- _Exercise tasks_:
**1.** Answer these questions using the essay on noise in Catania:
(a) What height does it give for the gaping hole of the volcano?
(b) At what address is the small bar it mentions?
(c) What is the title of the first book bought there, and who wrote it?
**2.** The paragraph beginning "I was saying" in the essay on noise in Catania names several sources of noise. List every one of them.
**3.** Summarize the essay on noise in Catania in two sentences.

- _Passage provided_:
+ + + + +

So here I am, it is ten twenty-nine twenty eighteen in the middle of the mediterranean sea. I have learned in the past month that there are certain things in life that are more important than the sea. A volcano for instance. Talking about a life of noise! If it is not coming from the streets—that cacophonous and improbable but certain as death catanese—then it is coming out of a gaping hole, a cone that watches over this city like a jealous lover, it does not let the locals pledge allegiance to the blue mass right across the street which is their source of life, no, a volcano is a jealous god, it is an absolutist monarchy, it is phallic from a distance but maternal from the edge of a crater, its huge boiling womb so tempting so calming and you’re standing on top of a ticking bomb, it is a capricious queen and an old continuously farting king at the same time, yes it is a cantankerous old fart sitting on his throne and watching over these poor siculi waiting for them to make the wrong move and what else could they do stuck as they are in this love triangle of city sea and volcano, and I think to myself no wonder the sicilian troubadours wrote only about married damsels.

I was saying, if the noise is not coming from the gaping hole at 10,922 feet (wikipedia says “it varies”), then it is coming from below, from the ground full of earthquakes, and if not from the ground then it is coming from the waves, if it is not coming from the waves then it is coming from the thousands of motorini and cars roaming the narrow streets and communicating in honkish, and if it is not coming from them then it is coming from the woman who lives in the building across from mine and whose only companion seems to be her smoke-inflected cough that she cultivates as if it were an art, and if it is not coming from her cough then it is coming from a small bar in via auteri 27/29.


Via Auteri 27/29

Do you know what I love about this place? In the land of the free to shoot people also known as the united states, you have to hide in basements and diy venues in order to make noise to produce music that hurts your intestines, hell you have to hide to have a beer, but then you’re running the risk of getting shot. In these far southern parts of the old continent noise is actually the condition humaine i like to talk about, noise is embodied and verbalized and I do not mean this in the cliché oh-italians-are-so-loud-and-talk-with-their-hands-way because there is no such thing as italians anyways and americans abroad are louder than any other people I have had the chance to hear from near or far because americans are so used to the vast spaces of their continent yelling from coast to coast from state to state no one can hear you so once in teeny-tiny little europe or anywhere else it’s like their voices become claustrophobic. americans are the loudest foreigners except maybe for spaniards in portugal. So imagine this: americans anywhere in the world, spaniards in portugal, sicilians in sicily, now that’s a high-caliber international noise competition. Except that the sicilians, or to be less generalizing, the gadanes’, they are partying in their own backyard. Noise is embodied and verbalized here because it is part of the very fabric of both the landscape and of the people and of the language. How could you lead a quiet existence under a volcano?

The first book I bought here is called Catania non guarda il mare by Daniele Zito, zitto in Italian means “not speaking” “quiet.” What a name for someone who writes about a noisy city like Catania.

+ + + + +

Spatial layout data
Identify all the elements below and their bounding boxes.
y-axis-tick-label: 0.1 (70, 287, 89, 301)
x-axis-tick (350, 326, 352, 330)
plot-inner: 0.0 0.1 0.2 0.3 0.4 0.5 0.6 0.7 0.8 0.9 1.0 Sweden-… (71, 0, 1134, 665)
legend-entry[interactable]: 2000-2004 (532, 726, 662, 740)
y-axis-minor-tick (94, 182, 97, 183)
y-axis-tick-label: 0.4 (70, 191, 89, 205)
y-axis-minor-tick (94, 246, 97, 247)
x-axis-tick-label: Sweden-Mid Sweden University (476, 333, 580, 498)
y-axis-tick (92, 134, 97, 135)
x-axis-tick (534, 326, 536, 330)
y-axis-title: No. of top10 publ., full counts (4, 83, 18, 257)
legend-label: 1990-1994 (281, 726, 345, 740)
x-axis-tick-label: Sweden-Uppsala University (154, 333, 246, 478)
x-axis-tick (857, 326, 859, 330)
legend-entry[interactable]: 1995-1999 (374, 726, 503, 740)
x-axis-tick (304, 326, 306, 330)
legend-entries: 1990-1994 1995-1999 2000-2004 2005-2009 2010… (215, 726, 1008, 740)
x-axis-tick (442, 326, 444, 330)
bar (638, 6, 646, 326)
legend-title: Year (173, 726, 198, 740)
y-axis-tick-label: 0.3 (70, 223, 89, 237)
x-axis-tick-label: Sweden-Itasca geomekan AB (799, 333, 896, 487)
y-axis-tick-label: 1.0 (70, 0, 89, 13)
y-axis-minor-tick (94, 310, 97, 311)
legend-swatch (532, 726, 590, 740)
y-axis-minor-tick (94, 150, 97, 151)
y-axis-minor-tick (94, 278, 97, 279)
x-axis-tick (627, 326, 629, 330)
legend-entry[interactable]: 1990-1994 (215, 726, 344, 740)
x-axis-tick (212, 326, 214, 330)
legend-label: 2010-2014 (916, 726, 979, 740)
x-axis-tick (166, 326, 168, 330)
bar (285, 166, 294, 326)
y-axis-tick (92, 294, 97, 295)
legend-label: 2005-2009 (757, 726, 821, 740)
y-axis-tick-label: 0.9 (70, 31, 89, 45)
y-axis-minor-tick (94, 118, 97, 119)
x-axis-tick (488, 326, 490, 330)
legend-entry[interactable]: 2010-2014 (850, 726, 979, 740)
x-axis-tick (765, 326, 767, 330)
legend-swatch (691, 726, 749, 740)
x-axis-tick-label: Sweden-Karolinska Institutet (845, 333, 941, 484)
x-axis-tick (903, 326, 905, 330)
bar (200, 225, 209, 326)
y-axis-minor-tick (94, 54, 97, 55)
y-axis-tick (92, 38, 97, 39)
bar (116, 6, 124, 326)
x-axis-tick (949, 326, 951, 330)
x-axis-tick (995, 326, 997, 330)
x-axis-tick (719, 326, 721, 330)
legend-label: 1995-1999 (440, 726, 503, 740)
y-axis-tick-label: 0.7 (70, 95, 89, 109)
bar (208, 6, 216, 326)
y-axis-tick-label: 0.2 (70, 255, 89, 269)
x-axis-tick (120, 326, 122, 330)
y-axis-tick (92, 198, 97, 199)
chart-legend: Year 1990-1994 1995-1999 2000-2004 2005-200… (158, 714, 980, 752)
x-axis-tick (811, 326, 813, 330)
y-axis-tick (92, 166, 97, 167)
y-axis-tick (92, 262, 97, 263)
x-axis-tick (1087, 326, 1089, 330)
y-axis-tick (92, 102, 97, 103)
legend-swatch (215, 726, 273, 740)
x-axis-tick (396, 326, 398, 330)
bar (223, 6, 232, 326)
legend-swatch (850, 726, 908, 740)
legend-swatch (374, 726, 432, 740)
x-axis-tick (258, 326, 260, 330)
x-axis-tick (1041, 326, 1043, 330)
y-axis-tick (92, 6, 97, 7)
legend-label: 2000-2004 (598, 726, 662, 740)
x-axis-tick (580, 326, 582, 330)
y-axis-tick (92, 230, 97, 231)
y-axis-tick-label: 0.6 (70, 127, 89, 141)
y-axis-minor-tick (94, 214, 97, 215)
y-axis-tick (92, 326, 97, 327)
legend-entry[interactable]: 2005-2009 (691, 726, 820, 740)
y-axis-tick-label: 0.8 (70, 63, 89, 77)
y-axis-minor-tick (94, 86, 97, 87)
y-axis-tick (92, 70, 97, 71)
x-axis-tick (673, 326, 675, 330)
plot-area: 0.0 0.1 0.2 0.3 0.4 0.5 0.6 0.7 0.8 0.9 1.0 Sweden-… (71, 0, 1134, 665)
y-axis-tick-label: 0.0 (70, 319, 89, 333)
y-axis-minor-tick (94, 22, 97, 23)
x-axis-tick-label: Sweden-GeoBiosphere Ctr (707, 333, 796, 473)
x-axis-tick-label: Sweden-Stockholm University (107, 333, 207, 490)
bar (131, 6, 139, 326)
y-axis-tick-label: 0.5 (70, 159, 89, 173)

+ + + + +

- _Answers given_:
**1.**
(a) 10,922 feet
(b) Via Auteri 27/29
(c) Catania non guarda il mare, by Daniele Zito

**2.**
- The gaping hole at 10,922 feet
- The ground full of earthquakes
- The waves
- The thousands of motorini and cars in the narrow streets
- The smoke-inflected cough of the woman across the way
- A small bar in via Auteri 27/29

**3.** The essay portrays Catania as a city of constant noise from its streets, waves, traffic, earthquakes, a coughing neighbor and a small bar, all beneath a volcano depicted as a jealous presence watching over the city. It contrasts the city with the United States, where people must hide to make noise, and argues that in Catania noise is part of the landscape, the people and the language.